◆ Data to use ◆
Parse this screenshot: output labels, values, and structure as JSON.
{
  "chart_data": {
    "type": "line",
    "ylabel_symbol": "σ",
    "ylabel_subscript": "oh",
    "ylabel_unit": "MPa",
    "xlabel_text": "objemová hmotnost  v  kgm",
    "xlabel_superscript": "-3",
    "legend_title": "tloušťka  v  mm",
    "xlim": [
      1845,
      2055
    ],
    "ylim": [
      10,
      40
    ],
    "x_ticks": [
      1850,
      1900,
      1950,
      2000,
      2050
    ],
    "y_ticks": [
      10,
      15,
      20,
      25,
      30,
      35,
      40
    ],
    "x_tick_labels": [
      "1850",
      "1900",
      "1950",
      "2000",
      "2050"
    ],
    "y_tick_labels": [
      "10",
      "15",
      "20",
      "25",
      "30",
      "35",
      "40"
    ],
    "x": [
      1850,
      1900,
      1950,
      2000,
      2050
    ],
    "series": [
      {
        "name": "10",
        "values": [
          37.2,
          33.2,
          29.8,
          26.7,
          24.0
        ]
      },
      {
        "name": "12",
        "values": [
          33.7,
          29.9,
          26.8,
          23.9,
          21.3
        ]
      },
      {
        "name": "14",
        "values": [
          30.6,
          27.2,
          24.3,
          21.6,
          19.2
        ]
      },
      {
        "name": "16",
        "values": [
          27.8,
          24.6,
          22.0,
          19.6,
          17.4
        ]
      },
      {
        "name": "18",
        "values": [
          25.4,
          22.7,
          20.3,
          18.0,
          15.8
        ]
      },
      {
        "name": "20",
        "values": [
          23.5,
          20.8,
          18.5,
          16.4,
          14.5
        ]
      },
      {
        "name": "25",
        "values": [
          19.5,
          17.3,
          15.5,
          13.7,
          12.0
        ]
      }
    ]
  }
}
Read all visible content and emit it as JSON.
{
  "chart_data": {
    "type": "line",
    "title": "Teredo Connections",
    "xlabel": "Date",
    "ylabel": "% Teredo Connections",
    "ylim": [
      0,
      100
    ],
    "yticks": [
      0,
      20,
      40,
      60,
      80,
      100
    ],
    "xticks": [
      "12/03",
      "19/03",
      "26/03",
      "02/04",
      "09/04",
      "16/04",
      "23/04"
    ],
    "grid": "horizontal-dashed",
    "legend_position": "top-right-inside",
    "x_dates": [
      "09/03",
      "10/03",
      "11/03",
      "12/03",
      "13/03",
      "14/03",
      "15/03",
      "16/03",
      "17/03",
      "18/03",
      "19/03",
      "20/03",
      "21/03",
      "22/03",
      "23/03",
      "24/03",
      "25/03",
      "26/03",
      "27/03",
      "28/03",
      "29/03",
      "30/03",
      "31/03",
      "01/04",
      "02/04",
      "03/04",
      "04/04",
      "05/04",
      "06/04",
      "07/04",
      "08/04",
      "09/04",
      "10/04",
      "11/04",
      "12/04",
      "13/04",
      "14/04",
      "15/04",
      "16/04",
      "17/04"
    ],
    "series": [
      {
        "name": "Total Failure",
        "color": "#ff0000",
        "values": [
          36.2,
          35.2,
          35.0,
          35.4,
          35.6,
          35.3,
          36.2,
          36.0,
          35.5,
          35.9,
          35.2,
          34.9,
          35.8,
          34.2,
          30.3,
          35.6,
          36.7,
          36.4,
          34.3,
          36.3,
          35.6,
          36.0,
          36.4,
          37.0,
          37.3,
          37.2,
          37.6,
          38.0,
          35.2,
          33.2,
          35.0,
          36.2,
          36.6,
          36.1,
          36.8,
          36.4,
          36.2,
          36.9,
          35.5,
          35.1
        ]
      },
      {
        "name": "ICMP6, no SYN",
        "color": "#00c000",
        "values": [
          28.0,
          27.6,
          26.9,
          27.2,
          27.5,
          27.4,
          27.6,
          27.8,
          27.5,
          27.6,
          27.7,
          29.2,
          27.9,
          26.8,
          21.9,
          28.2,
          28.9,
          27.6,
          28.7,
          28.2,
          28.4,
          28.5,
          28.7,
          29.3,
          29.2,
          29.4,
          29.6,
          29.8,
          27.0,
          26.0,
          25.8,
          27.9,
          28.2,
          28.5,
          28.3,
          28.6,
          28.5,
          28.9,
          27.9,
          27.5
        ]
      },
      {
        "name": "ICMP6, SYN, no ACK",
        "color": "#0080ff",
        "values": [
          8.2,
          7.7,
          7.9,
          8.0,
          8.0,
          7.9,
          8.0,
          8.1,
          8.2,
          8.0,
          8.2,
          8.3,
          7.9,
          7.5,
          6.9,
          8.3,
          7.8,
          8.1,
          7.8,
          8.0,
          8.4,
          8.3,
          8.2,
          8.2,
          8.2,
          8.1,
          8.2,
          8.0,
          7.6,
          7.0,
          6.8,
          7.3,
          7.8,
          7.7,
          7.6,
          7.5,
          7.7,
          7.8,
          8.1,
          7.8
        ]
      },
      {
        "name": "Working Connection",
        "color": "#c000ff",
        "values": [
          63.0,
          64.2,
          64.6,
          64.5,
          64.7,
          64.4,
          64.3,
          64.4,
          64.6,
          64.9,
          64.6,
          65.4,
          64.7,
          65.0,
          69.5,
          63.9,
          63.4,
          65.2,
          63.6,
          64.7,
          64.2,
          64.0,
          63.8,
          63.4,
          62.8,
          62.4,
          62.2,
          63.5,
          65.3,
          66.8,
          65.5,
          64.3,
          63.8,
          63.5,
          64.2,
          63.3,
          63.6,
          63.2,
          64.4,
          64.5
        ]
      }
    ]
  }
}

==

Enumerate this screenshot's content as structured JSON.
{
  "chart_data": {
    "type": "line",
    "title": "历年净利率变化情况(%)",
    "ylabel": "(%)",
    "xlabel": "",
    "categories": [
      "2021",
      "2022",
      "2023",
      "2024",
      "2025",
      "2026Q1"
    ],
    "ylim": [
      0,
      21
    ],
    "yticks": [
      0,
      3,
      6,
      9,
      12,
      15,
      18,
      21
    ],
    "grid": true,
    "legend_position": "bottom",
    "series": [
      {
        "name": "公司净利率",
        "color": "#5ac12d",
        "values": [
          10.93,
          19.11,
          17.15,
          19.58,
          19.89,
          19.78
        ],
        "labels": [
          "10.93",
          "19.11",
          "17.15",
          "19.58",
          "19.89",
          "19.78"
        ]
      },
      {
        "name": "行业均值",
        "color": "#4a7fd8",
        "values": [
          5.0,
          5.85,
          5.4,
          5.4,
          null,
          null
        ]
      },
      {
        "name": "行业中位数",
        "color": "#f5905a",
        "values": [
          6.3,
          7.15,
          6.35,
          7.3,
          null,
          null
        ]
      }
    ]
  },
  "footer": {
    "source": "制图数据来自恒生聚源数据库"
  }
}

◆ Aim ◆
Of all the lines in the data above, state how many include "JSON". Say only the number.

◆ Exercise answer ◆
3